→ **WHAT YOU ARE ASKED TO DO**
Give back, word for word, everything from the start of the entries below down to and including the line that contains "legend-item-downloads: Nb of".

→ **TASK MATERIAL**
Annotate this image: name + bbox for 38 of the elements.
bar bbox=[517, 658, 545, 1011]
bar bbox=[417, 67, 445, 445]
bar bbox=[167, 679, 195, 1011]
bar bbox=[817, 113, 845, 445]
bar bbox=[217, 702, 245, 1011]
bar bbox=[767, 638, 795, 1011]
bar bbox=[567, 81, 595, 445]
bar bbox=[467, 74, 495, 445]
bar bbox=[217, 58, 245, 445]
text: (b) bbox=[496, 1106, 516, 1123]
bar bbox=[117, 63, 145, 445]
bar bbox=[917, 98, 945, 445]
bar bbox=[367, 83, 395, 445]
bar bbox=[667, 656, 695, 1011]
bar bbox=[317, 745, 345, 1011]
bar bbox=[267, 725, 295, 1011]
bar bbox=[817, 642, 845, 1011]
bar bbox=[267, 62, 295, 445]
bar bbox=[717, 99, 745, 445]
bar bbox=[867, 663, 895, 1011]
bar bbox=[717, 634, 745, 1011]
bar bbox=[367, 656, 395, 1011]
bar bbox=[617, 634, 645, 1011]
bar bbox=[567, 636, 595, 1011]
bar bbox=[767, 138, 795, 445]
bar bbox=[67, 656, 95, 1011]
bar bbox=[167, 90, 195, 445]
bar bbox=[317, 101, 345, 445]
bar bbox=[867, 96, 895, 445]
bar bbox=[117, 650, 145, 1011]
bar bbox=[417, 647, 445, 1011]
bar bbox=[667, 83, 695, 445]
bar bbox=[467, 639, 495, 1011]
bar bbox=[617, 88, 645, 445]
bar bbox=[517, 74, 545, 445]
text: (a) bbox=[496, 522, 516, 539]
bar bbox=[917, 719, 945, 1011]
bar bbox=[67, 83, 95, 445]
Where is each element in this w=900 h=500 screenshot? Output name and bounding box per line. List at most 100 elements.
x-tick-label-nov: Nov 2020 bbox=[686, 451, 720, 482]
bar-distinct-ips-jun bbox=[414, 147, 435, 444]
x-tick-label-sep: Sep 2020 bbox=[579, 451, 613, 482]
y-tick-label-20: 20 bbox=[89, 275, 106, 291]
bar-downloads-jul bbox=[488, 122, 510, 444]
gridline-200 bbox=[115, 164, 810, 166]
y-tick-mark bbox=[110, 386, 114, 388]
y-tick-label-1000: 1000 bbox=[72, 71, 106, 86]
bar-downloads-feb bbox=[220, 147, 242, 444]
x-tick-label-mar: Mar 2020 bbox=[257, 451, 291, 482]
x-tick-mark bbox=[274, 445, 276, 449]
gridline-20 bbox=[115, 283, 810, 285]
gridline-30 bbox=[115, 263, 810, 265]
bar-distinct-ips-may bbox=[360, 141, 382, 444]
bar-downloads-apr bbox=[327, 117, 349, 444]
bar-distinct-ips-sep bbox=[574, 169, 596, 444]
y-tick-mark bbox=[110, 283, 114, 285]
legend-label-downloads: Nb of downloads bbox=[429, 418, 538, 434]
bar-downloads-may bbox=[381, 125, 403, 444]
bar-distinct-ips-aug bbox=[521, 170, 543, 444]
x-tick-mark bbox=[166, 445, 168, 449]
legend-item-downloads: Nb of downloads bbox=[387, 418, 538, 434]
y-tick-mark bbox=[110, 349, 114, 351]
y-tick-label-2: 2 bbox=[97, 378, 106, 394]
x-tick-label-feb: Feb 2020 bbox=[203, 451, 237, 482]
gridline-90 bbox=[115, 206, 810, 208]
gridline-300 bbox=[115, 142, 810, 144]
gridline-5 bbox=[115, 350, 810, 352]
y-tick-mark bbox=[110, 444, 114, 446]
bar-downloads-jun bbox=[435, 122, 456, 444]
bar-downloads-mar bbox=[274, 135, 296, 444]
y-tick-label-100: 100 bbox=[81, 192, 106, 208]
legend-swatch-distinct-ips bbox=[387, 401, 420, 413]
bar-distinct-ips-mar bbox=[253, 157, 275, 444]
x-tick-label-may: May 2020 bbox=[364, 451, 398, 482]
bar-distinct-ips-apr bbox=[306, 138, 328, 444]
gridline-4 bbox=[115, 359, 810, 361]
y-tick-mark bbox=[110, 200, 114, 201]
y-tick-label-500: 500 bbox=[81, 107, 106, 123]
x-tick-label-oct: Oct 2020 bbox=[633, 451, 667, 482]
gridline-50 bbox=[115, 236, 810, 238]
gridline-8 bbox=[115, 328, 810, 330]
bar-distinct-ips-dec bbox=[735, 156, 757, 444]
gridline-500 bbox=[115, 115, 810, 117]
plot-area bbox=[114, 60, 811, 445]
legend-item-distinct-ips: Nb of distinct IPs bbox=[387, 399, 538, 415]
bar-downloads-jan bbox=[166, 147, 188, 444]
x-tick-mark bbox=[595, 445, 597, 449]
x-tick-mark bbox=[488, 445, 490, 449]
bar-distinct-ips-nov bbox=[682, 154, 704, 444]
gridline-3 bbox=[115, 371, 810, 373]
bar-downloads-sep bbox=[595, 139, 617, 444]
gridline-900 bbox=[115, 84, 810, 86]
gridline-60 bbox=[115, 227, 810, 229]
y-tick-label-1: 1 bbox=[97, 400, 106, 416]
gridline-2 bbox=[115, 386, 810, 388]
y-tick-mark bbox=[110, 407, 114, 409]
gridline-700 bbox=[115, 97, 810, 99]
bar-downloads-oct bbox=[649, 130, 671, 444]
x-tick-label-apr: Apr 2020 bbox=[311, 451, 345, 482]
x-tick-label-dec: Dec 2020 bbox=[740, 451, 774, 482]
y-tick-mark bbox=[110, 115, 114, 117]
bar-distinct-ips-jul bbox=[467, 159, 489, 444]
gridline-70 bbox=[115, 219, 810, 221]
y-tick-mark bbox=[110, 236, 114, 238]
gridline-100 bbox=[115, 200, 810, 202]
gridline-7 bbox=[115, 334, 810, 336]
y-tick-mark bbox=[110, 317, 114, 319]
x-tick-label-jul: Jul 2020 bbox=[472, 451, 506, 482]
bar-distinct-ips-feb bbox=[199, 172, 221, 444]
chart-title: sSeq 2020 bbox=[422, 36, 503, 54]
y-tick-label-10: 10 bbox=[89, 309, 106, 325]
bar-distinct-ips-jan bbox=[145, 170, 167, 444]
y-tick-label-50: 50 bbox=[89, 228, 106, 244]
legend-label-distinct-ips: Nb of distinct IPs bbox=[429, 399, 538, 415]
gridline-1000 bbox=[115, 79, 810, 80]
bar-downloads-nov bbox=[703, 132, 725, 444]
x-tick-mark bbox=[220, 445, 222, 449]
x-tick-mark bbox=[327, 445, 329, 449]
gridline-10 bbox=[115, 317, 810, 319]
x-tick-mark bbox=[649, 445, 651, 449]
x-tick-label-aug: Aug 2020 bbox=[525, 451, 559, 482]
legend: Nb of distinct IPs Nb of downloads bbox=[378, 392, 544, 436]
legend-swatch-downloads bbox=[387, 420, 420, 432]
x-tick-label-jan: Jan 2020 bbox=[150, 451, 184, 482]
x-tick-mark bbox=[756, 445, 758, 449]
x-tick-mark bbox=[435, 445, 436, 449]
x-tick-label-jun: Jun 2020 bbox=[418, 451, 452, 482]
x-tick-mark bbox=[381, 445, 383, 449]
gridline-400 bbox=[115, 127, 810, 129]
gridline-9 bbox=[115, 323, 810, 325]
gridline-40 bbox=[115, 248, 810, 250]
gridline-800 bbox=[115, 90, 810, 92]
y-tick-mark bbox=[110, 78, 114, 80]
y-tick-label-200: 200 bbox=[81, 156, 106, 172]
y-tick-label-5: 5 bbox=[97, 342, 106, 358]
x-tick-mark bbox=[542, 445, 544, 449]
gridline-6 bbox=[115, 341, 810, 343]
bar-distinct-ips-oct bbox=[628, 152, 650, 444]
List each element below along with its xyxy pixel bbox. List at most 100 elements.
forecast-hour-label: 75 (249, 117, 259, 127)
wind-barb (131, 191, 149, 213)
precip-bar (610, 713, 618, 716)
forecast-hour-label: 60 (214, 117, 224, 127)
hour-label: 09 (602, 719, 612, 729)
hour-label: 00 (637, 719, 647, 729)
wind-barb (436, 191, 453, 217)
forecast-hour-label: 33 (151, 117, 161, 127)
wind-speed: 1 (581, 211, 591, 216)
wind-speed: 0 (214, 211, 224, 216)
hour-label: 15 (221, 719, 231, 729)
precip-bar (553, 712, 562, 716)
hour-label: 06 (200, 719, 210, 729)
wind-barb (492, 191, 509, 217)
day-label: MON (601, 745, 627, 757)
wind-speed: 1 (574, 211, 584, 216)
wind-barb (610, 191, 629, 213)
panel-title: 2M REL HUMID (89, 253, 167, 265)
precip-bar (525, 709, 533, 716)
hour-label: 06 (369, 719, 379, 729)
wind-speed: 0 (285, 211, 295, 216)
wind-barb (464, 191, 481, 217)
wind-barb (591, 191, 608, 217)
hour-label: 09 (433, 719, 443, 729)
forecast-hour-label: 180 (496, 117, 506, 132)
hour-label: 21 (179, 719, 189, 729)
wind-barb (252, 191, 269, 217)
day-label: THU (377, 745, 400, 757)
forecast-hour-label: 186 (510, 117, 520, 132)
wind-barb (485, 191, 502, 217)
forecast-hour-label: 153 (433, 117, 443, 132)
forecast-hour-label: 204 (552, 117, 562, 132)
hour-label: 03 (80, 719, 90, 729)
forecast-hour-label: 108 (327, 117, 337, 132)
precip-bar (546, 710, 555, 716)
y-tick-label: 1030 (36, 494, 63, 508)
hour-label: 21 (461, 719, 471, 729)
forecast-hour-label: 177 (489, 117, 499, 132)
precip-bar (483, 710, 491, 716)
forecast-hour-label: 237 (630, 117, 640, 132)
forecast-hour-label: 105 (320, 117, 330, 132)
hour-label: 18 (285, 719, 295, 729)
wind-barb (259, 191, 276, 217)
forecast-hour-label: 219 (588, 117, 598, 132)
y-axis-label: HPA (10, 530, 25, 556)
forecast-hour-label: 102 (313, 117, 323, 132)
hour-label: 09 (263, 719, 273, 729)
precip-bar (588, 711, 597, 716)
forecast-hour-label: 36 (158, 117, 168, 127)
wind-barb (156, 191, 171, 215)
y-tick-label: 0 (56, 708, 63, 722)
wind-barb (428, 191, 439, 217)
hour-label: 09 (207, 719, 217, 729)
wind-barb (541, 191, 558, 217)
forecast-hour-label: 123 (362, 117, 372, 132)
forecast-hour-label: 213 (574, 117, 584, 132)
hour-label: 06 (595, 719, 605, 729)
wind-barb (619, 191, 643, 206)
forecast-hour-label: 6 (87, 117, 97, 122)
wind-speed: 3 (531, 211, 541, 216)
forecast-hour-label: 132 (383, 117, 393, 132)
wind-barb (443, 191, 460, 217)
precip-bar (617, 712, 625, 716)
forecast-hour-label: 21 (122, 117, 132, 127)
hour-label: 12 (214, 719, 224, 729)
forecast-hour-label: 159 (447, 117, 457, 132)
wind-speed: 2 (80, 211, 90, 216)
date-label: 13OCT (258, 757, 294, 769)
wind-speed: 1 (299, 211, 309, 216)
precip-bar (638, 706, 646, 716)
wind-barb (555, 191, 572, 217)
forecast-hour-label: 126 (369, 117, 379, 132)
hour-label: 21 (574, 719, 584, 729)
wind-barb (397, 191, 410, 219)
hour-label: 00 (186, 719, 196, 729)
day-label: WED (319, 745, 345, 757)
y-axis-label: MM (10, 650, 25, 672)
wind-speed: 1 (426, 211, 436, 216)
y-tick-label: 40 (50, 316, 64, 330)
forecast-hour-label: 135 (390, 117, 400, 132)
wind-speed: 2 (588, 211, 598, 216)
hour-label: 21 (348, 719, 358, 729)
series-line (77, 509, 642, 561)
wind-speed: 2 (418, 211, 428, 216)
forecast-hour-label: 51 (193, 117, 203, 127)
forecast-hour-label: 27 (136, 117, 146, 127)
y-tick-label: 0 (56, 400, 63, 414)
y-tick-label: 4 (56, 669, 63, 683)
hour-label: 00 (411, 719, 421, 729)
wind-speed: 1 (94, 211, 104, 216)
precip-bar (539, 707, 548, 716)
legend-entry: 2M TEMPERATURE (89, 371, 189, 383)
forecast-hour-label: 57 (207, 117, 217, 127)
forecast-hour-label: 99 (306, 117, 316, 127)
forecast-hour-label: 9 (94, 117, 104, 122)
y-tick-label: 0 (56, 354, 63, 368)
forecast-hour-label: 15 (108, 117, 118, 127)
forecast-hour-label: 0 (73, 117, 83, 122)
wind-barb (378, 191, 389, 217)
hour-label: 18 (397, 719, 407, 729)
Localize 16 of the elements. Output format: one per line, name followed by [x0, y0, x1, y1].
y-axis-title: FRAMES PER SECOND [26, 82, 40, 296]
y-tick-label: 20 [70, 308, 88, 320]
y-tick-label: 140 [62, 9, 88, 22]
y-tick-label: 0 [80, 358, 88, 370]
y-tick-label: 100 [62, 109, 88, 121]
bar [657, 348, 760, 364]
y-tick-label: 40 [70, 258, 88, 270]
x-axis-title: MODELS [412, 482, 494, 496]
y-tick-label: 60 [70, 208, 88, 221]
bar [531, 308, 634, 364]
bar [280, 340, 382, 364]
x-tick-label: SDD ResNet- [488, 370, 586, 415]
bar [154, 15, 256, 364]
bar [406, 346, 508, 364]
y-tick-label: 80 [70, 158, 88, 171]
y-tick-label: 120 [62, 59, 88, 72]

→ **WRITTEN REPLY**
Annotate this image: name + bbox for 38 of the elements.
bar bbox=[517, 658, 545, 1011]
bar bbox=[417, 67, 445, 445]
bar bbox=[167, 679, 195, 1011]
bar bbox=[817, 113, 845, 445]
bar bbox=[217, 702, 245, 1011]
bar bbox=[767, 638, 795, 1011]
bar bbox=[567, 81, 595, 445]
bar bbox=[467, 74, 495, 445]
bar bbox=[217, 58, 245, 445]
text: (b) bbox=[496, 1106, 516, 1123]
bar bbox=[117, 63, 145, 445]
bar bbox=[917, 98, 945, 445]
bar bbox=[367, 83, 395, 445]
bar bbox=[667, 656, 695, 1011]
bar bbox=[317, 745, 345, 1011]
bar bbox=[267, 725, 295, 1011]
bar bbox=[817, 642, 845, 1011]
bar bbox=[267, 62, 295, 445]
bar bbox=[717, 99, 745, 445]
bar bbox=[867, 663, 895, 1011]
bar bbox=[717, 634, 745, 1011]
bar bbox=[367, 656, 395, 1011]
bar bbox=[617, 634, 645, 1011]
bar bbox=[567, 636, 595, 1011]
bar bbox=[767, 138, 795, 445]
bar bbox=[67, 656, 95, 1011]
bar bbox=[167, 90, 195, 445]
bar bbox=[317, 101, 345, 445]
bar bbox=[867, 96, 895, 445]
bar bbox=[117, 650, 145, 1011]
bar bbox=[417, 647, 445, 1011]
bar bbox=[667, 83, 695, 445]
bar bbox=[467, 639, 495, 1011]
bar bbox=[617, 88, 645, 445]
bar bbox=[517, 74, 545, 445]
text: (a) bbox=[496, 522, 516, 539]
bar bbox=[917, 719, 945, 1011]
bar bbox=[67, 83, 95, 445]
Where is each element in this w=900 h=500 screenshot? Output name and bounding box per line. List at most 100 elements.
x-tick-label-nov: Nov 2020 bbox=[686, 451, 720, 482]
bar-distinct-ips-jun bbox=[414, 147, 435, 444]
x-tick-label-sep: Sep 2020 bbox=[579, 451, 613, 482]
y-tick-label-20: 20 bbox=[89, 275, 106, 291]
bar-downloads-jul bbox=[488, 122, 510, 444]
gridline-200 bbox=[115, 164, 810, 166]
y-tick-mark bbox=[110, 386, 114, 388]
y-tick-label-1000: 1000 bbox=[72, 71, 106, 86]
bar-downloads-feb bbox=[220, 147, 242, 444]
x-tick-label-mar: Mar 2020 bbox=[257, 451, 291, 482]
x-tick-mark bbox=[274, 445, 276, 449]
gridline-20 bbox=[115, 283, 810, 285]
gridline-30 bbox=[115, 263, 810, 265]
bar-distinct-ips-may bbox=[360, 141, 382, 444]
bar-downloads-apr bbox=[327, 117, 349, 444]
bar-distinct-ips-sep bbox=[574, 169, 596, 444]
y-tick-mark bbox=[110, 283, 114, 285]
legend-label-downloads: Nb of downloads bbox=[429, 418, 538, 434]
bar-downloads-may bbox=[381, 125, 403, 444]
bar-distinct-ips-aug bbox=[521, 170, 543, 444]
x-tick-mark bbox=[166, 445, 168, 449]
legend-item-downloads: Nb of downloads bbox=[387, 418, 538, 434]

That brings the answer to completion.